TASK INPUT:
+ + + + +

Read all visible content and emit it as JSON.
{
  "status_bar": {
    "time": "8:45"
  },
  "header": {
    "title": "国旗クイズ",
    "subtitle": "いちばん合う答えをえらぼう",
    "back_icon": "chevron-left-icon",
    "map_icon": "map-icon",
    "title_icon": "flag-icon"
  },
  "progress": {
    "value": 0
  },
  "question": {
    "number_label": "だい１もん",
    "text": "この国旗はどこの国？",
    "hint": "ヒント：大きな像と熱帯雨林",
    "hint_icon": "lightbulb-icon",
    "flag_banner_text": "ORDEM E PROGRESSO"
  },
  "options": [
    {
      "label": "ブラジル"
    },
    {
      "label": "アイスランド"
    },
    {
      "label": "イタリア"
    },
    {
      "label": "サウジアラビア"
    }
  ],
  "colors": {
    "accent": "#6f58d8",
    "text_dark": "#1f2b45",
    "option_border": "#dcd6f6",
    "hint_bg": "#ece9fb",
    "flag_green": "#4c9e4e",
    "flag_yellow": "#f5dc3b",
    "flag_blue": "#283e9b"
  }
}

+ + + + +

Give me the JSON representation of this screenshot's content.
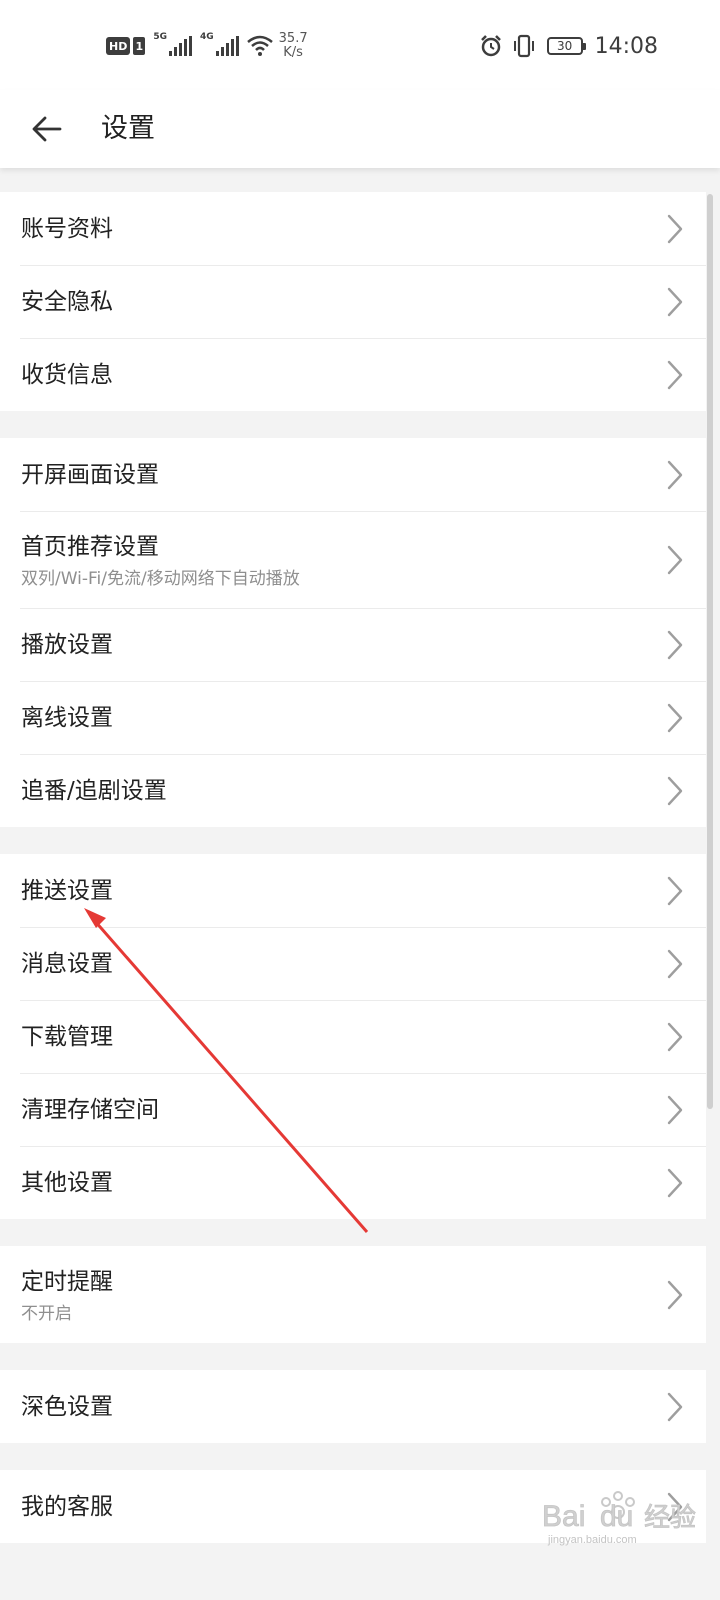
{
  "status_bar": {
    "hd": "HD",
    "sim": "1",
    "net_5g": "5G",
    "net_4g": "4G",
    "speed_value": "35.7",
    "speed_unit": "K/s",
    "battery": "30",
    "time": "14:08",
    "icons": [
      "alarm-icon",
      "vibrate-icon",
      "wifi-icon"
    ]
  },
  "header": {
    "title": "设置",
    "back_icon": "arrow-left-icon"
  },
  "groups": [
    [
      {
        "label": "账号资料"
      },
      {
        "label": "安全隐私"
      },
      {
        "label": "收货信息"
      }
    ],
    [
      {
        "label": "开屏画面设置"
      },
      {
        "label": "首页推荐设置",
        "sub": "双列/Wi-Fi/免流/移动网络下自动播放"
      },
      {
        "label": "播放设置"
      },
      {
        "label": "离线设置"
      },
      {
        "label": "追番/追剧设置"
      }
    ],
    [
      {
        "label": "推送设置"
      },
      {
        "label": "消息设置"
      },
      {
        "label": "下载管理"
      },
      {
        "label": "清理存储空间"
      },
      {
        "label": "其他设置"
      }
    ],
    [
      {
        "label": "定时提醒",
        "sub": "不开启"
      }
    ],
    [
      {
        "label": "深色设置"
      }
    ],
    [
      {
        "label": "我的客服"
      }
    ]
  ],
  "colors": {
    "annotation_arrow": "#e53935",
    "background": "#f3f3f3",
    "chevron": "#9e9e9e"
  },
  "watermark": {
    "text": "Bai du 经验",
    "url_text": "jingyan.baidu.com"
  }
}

+ + + + +

PROBLEM STATEMENT:
Using the listing above, show each line holding the string "JSON".

RESULT OF THE EXERCISE:
Read all visible content and emit it as JSON.
Give me the JSON representation of this screenshot's content.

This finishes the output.